The task: Answer with a single number: how many lines in the listing below include "умерщвлению"?

Input for this task:
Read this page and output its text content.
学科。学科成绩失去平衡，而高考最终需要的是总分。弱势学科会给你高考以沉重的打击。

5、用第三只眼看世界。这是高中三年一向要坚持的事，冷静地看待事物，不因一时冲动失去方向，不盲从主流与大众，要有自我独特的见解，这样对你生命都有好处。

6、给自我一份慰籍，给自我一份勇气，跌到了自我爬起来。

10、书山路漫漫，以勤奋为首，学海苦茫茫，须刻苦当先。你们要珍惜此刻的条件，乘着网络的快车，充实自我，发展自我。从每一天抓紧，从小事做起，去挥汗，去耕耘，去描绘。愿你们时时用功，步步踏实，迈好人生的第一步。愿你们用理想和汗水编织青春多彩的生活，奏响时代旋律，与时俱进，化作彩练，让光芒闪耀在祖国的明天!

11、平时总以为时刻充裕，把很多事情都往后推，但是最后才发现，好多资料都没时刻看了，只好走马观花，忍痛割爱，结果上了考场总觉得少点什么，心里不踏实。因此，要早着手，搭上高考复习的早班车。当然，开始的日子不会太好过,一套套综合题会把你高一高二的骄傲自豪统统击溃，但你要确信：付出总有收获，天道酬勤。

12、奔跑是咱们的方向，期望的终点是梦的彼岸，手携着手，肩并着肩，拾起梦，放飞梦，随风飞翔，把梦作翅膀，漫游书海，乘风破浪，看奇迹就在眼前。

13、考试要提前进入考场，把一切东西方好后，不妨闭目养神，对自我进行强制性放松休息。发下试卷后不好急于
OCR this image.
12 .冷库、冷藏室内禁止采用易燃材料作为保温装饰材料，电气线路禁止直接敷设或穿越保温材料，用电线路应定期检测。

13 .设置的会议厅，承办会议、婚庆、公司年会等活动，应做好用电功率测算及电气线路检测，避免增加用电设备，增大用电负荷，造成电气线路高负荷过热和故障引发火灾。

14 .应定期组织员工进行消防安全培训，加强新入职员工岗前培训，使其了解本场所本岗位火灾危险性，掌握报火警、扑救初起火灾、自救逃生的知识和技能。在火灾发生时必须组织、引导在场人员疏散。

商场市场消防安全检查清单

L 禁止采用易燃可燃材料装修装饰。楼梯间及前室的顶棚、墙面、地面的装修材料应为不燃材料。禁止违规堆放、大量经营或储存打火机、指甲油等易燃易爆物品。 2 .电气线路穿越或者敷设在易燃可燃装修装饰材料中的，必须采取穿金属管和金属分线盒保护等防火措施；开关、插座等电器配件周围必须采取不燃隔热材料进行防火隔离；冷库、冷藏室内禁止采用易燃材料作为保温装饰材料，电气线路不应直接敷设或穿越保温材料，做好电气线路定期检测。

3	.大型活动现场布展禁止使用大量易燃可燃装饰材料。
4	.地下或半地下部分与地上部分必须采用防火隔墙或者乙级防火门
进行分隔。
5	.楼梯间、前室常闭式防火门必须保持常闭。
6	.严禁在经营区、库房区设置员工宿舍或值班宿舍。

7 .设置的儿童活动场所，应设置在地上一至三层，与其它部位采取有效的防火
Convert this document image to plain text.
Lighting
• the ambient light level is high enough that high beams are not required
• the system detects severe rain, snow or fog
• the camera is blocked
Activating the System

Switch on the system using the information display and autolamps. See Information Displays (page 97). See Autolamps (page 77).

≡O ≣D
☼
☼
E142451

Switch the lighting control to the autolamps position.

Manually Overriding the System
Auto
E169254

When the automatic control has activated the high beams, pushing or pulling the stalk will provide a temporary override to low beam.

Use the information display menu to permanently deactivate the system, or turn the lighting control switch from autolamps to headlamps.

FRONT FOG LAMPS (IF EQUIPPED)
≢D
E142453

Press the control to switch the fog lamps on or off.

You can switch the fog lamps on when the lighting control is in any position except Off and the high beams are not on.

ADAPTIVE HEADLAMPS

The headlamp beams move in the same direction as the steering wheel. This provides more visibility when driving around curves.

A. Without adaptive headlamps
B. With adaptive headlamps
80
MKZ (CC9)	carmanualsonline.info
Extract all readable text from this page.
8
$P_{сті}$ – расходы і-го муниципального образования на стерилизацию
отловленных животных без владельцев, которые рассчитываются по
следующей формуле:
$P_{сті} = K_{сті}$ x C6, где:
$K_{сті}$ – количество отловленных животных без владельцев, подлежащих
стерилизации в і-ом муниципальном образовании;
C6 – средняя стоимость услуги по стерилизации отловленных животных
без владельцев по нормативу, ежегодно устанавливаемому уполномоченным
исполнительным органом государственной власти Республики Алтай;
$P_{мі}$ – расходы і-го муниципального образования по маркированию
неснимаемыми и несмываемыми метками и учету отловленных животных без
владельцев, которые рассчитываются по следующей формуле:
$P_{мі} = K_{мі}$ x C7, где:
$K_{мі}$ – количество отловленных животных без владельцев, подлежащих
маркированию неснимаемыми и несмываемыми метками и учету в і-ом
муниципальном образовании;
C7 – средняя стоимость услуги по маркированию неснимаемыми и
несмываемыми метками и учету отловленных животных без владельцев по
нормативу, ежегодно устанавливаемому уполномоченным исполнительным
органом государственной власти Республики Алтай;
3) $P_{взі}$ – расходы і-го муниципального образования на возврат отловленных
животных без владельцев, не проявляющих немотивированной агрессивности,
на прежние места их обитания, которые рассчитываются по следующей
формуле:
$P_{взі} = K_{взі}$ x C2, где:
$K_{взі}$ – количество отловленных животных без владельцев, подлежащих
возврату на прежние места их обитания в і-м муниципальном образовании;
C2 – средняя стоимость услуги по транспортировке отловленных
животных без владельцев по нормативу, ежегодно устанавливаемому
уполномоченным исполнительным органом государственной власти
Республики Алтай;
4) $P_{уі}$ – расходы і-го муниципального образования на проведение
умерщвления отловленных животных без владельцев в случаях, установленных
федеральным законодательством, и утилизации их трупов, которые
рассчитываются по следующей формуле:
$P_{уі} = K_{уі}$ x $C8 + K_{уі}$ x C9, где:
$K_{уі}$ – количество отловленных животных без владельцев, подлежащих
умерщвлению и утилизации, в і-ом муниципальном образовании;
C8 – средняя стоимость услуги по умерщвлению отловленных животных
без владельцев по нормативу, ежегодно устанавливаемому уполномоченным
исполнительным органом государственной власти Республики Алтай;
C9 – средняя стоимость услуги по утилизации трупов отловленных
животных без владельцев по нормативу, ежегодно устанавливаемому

Complete answer: 2